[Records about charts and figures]
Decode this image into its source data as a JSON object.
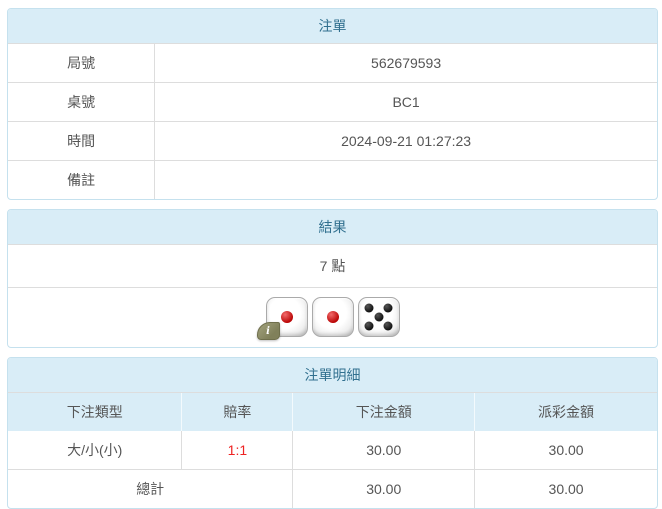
{
  "panels": {
    "bet_slip": {
      "title": "注單",
      "rows": [
        {
          "label": "局號",
          "value": "562679593"
        },
        {
          "label": "桌號",
          "value": "BC1"
        },
        {
          "label": "時間",
          "value": "2024-09-21 01:27:23"
        },
        {
          "label": "備註",
          "value": ""
        }
      ]
    },
    "result": {
      "title": "結果",
      "points": "7 點",
      "dice": [
        1,
        1,
        5
      ],
      "info_icon": "i"
    },
    "bet_details": {
      "title": "注單明細",
      "columns": [
        "下注類型",
        "賠率",
        "下注金額",
        "派彩金額"
      ],
      "rows": [
        {
          "bet_type": "大/小(小)",
          "odds": "1:1",
          "bet_amount": "30.00",
          "payout": "30.00"
        }
      ],
      "total": {
        "label": "總計",
        "bet_amount": "30.00",
        "payout": "30.00"
      }
    }
  },
  "colors": {
    "header_bg": "#d9edf7",
    "header_text": "#31708f",
    "panel_border": "#c5e1ee",
    "row_divider": "#dddddd",
    "body_text": "#555555",
    "odds_red": "#ee2222"
  }
}
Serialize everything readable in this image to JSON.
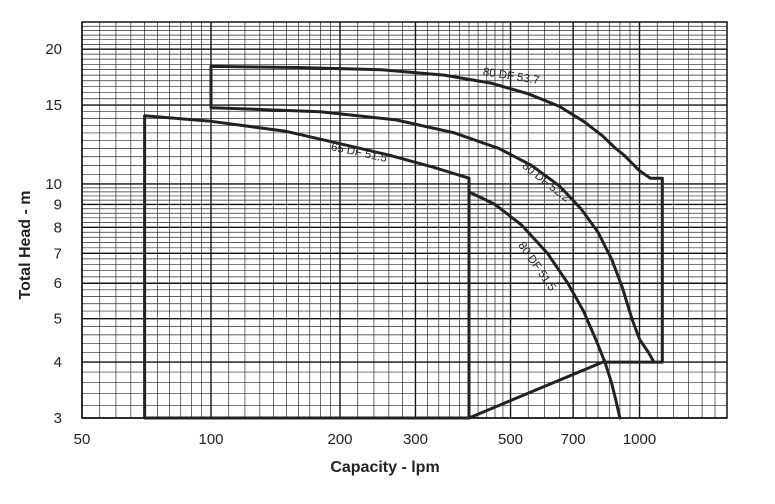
{
  "chart_data": {
    "type": "line",
    "title": "",
    "xlabel": "Capacity - lpm",
    "ylabel": "Total Head - m",
    "x_scale": "log",
    "y_scale": "log",
    "xlim": [
      50,
      1600
    ],
    "ylim": [
      3,
      23
    ],
    "x_ticks": [
      {
        "value": 50,
        "label": "50"
      },
      {
        "value": 100,
        "label": "100"
      },
      {
        "value": 200,
        "label": "200"
      },
      {
        "value": 300,
        "label": "300"
      },
      {
        "value": 500,
        "label": "500"
      },
      {
        "value": 700,
        "label": "700"
      },
      {
        "value": 1000,
        "label": "1000"
      }
    ],
    "y_ticks": [
      {
        "value": 3,
        "label": "3"
      },
      {
        "value": 4,
        "label": "4"
      },
      {
        "value": 5,
        "label": "5"
      },
      {
        "value": 6,
        "label": "6"
      },
      {
        "value": 7,
        "label": "7"
      },
      {
        "value": 8,
        "label": "8"
      },
      {
        "value": 9,
        "label": "9"
      },
      {
        "value": 10,
        "label": "10"
      },
      {
        "value": 15,
        "label": "15"
      },
      {
        "value": 20,
        "label": "20"
      }
    ],
    "grid": true,
    "legend": "none",
    "series": [
      {
        "name": "65 DF 51.5",
        "x": [
          70,
          70,
          100,
          150,
          200,
          260,
          330,
          400,
          400,
          70
        ],
        "y": [
          3,
          14.2,
          13.8,
          13.1,
          12.3,
          11.6,
          10.9,
          10.3,
          3,
          3
        ]
      },
      {
        "name": "80 DF 52.2",
        "x": [
          100,
          100,
          160,
          250,
          350,
          450,
          550,
          650,
          740,
          820,
          880,
          920,
          1000,
          1060,
          1130,
          1130,
          1000,
          880,
          820,
          400,
          100
        ],
        "y": [
          14.8,
          18.3,
          18.2,
          18.0,
          17.5,
          16.8,
          15.9,
          14.9,
          13.8,
          12.8,
          12.0,
          11.6,
          10.7,
          10.3,
          10.3,
          4,
          4,
          4,
          4,
          3,
          3
        ]
      },
      {
        "name": "80 DF 53.7",
        "x": [
          100,
          100,
          180,
          270,
          370,
          470,
          560,
          650,
          730,
          800,
          860,
          910,
          960,
          1000,
          1050,
          1080
        ],
        "y": [
          14.8,
          14.8,
          14.5,
          13.9,
          13.0,
          12.0,
          11.0,
          9.9,
          8.8,
          7.8,
          6.8,
          5.9,
          5.0,
          4.5,
          4.2,
          4.0
        ]
      },
      {
        "name": "80 DF 51.5",
        "x": [
          400,
          400,
          460,
          530,
          610,
          680,
          740,
          790,
          830,
          860,
          880,
          900
        ],
        "y": [
          3,
          9.6,
          9.0,
          8.1,
          7.0,
          6.0,
          5.2,
          4.5,
          4.0,
          3.6,
          3.3,
          3.0
        ]
      }
    ],
    "curve_labels": [
      {
        "text": "80 DF 53.7",
        "x": 430,
        "y": 17.5,
        "rotate": 9
      },
      {
        "text": "65 DF 51.5",
        "x": 190,
        "y": 11.9,
        "rotate": 12
      },
      {
        "text": "80 DF 52.2",
        "x": 530,
        "y": 10.9,
        "rotate": 38
      },
      {
        "text": "80 DF 51.5",
        "x": 520,
        "y": 7.3,
        "rotate": 55
      }
    ]
  }
}
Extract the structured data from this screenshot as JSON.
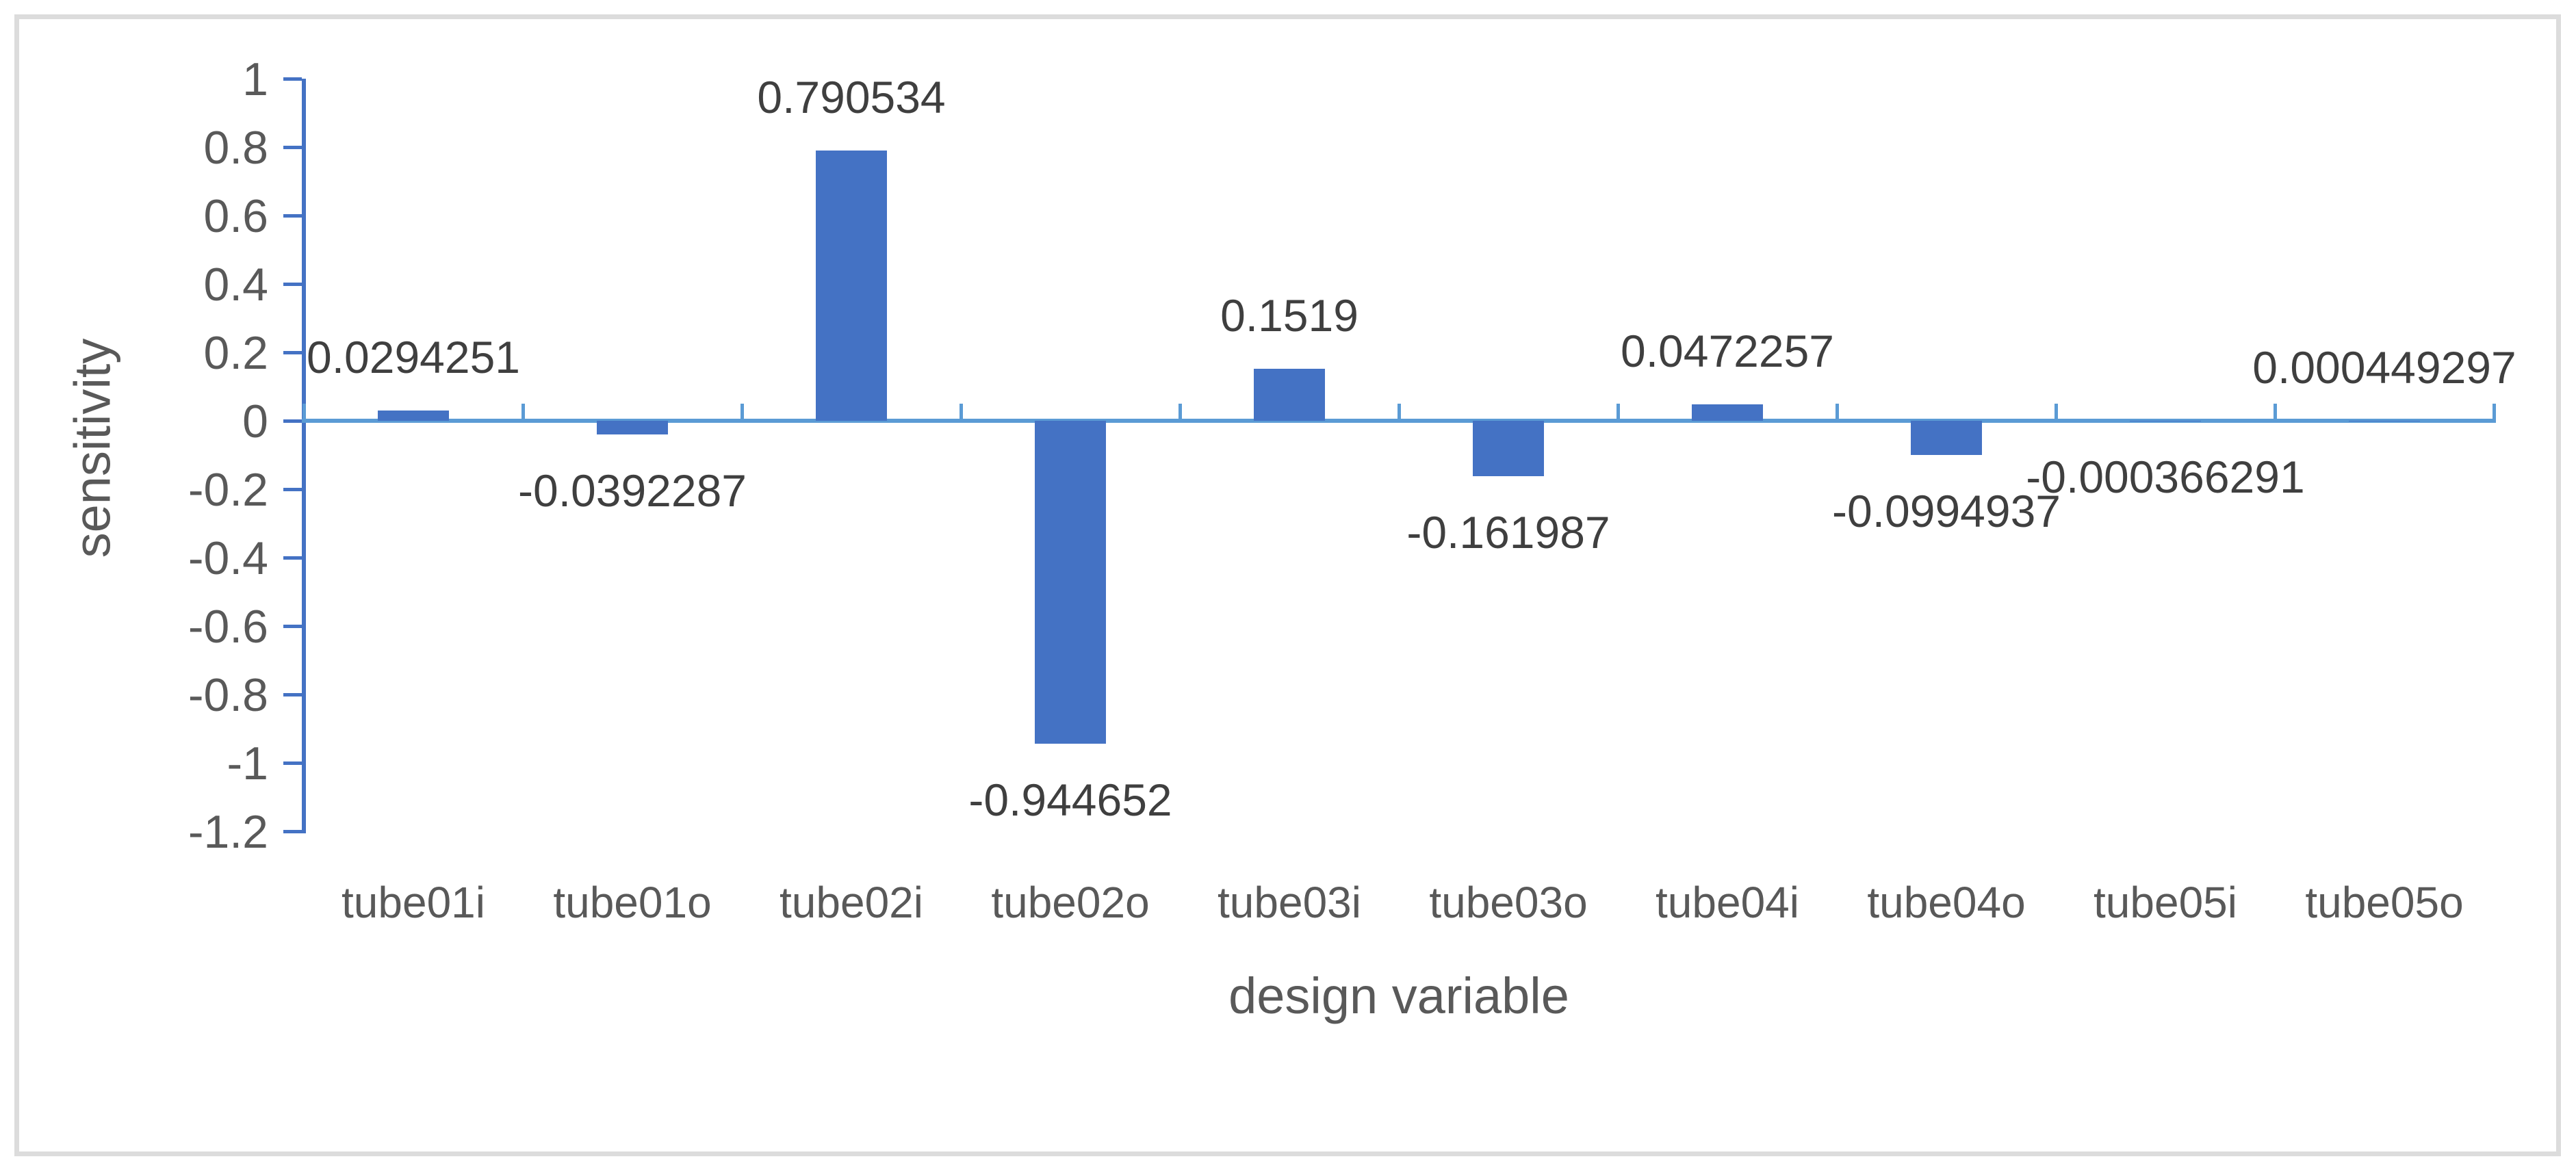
{
  "chart_data": {
    "type": "bar",
    "title": "",
    "categories": [
      "tube01i",
      "tube01o",
      "tube02i",
      "tube02o",
      "tube03i",
      "tube03o",
      "tube04i",
      "tube04o",
      "tube05i",
      "tube05o"
    ],
    "values": [
      0.0294251,
      -0.0392287,
      0.790534,
      -0.944652,
      0.1519,
      -0.161987,
      0.0472257,
      -0.0994937,
      -0.000366291,
      0.000449297
    ],
    "value_labels": [
      "0.0294251",
      "-0.0392287",
      "0.790534",
      "-0.944652",
      "0.1519",
      "-0.161987",
      "0.0472257",
      "-0.0994937",
      "-0.000366291",
      "0.000449297"
    ],
    "xlabel": "design variable",
    "ylabel": "sensitivity",
    "ylim": [
      -1.2,
      1
    ],
    "ytick_step": 0.2,
    "ytick_labels": [
      "1",
      "0.8",
      "0.6",
      "0.4",
      "0.2",
      "0",
      "-0.2",
      "-0.4",
      "-0.6",
      "-0.8",
      "-1",
      "-1.2"
    ],
    "grid": false,
    "legend": false,
    "data_labels": "outside-end",
    "bar_color": "#4472C4",
    "y_axis_color": "#4472C4",
    "x_axis_color": "#5B9BD5",
    "data_label_color": "#3F3F3F",
    "tick_label_color": "#595959"
  }
}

→ Directive
Repeat each entry exactly as given; no pictures belong in the copy.

→ Task solution
Decode this image into its source data as a JSON object.
{
  "panels": {
    "bet_slip": {
      "title": "注單",
      "rows": [
        {
          "label": "局號",
          "value": "562679593"
        },
        {
          "label": "桌號",
          "value": "BC1"
        },
        {
          "label": "時間",
          "value": "2024-09-21 01:27:23"
        },
        {
          "label": "備註",
          "value": ""
        }
      ]
    },
    "result": {
      "title": "結果",
      "points": "7 點",
      "dice": [
        1,
        1,
        5
      ],
      "info_icon": "i"
    },
    "bet_details": {
      "title": "注單明細",
      "columns": [
        "下注類型",
        "賠率",
        "下注金額",
        "派彩金額"
      ],
      "rows": [
        {
          "bet_type": "大/小(小)",
          "odds": "1:1",
          "bet_amount": "30.00",
          "payout": "30.00"
        }
      ],
      "total": {
        "label": "總計",
        "bet_amount": "30.00",
        "payout": "30.00"
      }
    }
  },
  "colors": {
    "header_bg": "#d9edf7",
    "header_text": "#31708f",
    "panel_border": "#c5e1ee",
    "row_divider": "#dddddd",
    "body_text": "#555555",
    "odds_red": "#ee2222"
  }
}
Serialize everything readable in this image to JSON.
{
  "chart_data": {
    "type": "line",
    "title": "",
    "xlabel": "Capacity - lpm",
    "ylabel": "Total Head - m",
    "x_scale": "log",
    "y_scale": "log",
    "xlim": [
      50,
      1600
    ],
    "ylim": [
      3,
      23
    ],
    "x_ticks": [
      {
        "value": 50,
        "label": "50"
      },
      {
        "value": 100,
        "label": "100"
      },
      {
        "value": 200,
        "label": "200"
      },
      {
        "value": 300,
        "label": "300"
      },
      {
        "value": 500,
        "label": "500"
      },
      {
        "value": 700,
        "label": "700"
      },
      {
        "value": 1000,
        "label": "1000"
      }
    ],
    "y_ticks": [
      {
        "value": 3,
        "label": "3"
      },
      {
        "value": 4,
        "label": "4"
      },
      {
        "value": 5,
        "label": "5"
      },
      {
        "value": 6,
        "label": "6"
      },
      {
        "value": 7,
        "label": "7"
      },
      {
        "value": 8,
        "label": "8"
      },
      {
        "value": 9,
        "label": "9"
      },
      {
        "value": 10,
        "label": "10"
      },
      {
        "value": 15,
        "label": "15"
      },
      {
        "value": 20,
        "label": "20"
      }
    ],
    "grid": true,
    "legend": "none",
    "series": [
      {
        "name": "65 DF 51.5",
        "x": [
          70,
          70,
          100,
          150,
          200,
          260,
          330,
          400,
          400,
          70
        ],
        "y": [
          3,
          14.2,
          13.8,
          13.1,
          12.3,
          11.6,
          10.9,
          10.3,
          3,
          3
        ]
      },
      {
        "name": "80 DF 52.2",
        "x": [
          100,
          100,
          160,
          250,
          350,
          450,
          550,
          650,
          740,
          820,
          880,
          920,
          1000,
          1060,
          1130,
          1130,
          1000,
          880,
          820,
          400,
          100
        ],
        "y": [
          14.8,
          18.3,
          18.2,
          18.0,
          17.5,
          16.8,
          15.9,
          14.9,
          13.8,
          12.8,
          12.0,
          11.6,
          10.7,
          10.3,
          10.3,
          4,
          4,
          4,
          4,
          3,
          3
        ]
      },
      {
        "name": "80 DF 53.7",
        "x": [
          100,
          100,
          180,
          270,
          370,
          470,
          560,
          650,
          730,
          800,
          860,
          910,
          960,
          1000,
          1050,
          1080
        ],
        "y": [
          14.8,
          14.8,
          14.5,
          13.9,
          13.0,
          12.0,
          11.0,
          9.9,
          8.8,
          7.8,
          6.8,
          5.9,
          5.0,
          4.5,
          4.2,
          4.0
        ]
      },
      {
        "name": "80 DF 51.5",
        "x": [
          400,
          400,
          460,
          530,
          610,
          680,
          740,
          790,
          830,
          860,
          880,
          900
        ],
        "y": [
          3,
          9.6,
          9.0,
          8.1,
          7.0,
          6.0,
          5.2,
          4.5,
          4.0,
          3.6,
          3.3,
          3.0
        ]
      }
    ],
    "curve_labels": [
      {
        "text": "80 DF 53.7",
        "x": 430,
        "y": 17.5,
        "rotate": 9
      },
      {
        "text": "65 DF 51.5",
        "x": 190,
        "y": 11.9,
        "rotate": 12
      },
      {
        "text": "80 DF 52.2",
        "x": 530,
        "y": 10.9,
        "rotate": 38
      },
      {
        "text": "80 DF 51.5",
        "x": 520,
        "y": 7.3,
        "rotate": 55
      }
    ]
  }
}
Extract the structured data from this screenshot as JSON.
{
  "chart_data": {
    "type": "bar",
    "title": "",
    "categories": [
      "tube01i",
      "tube01o",
      "tube02i",
      "tube02o",
      "tube03i",
      "tube03o",
      "tube04i",
      "tube04o",
      "tube05i",
      "tube05o"
    ],
    "values": [
      0.0294251,
      -0.0392287,
      0.790534,
      -0.944652,
      0.1519,
      -0.161987,
      0.0472257,
      -0.0994937,
      -0.000366291,
      0.000449297
    ],
    "value_labels": [
      "0.0294251",
      "-0.0392287",
      "0.790534",
      "-0.944652",
      "0.1519",
      "-0.161987",
      "0.0472257",
      "-0.0994937",
      "-0.000366291",
      "0.000449297"
    ],
    "xlabel": "design variable",
    "ylabel": "sensitivity",
    "ylim": [
      -1.2,
      1
    ],
    "ytick_step": 0.2,
    "ytick_labels": [
      "1",
      "0.8",
      "0.6",
      "0.4",
      "0.2",
      "0",
      "-0.2",
      "-0.4",
      "-0.6",
      "-0.8",
      "-1",
      "-1.2"
    ],
    "grid": false,
    "legend": false,
    "data_labels": "outside-end",
    "bar_color": "#4472C4",
    "y_axis_color": "#4472C4",
    "x_axis_color": "#5B9BD5",
    "data_label_color": "#3F3F3F",
    "tick_label_color": "#595959"
  }
}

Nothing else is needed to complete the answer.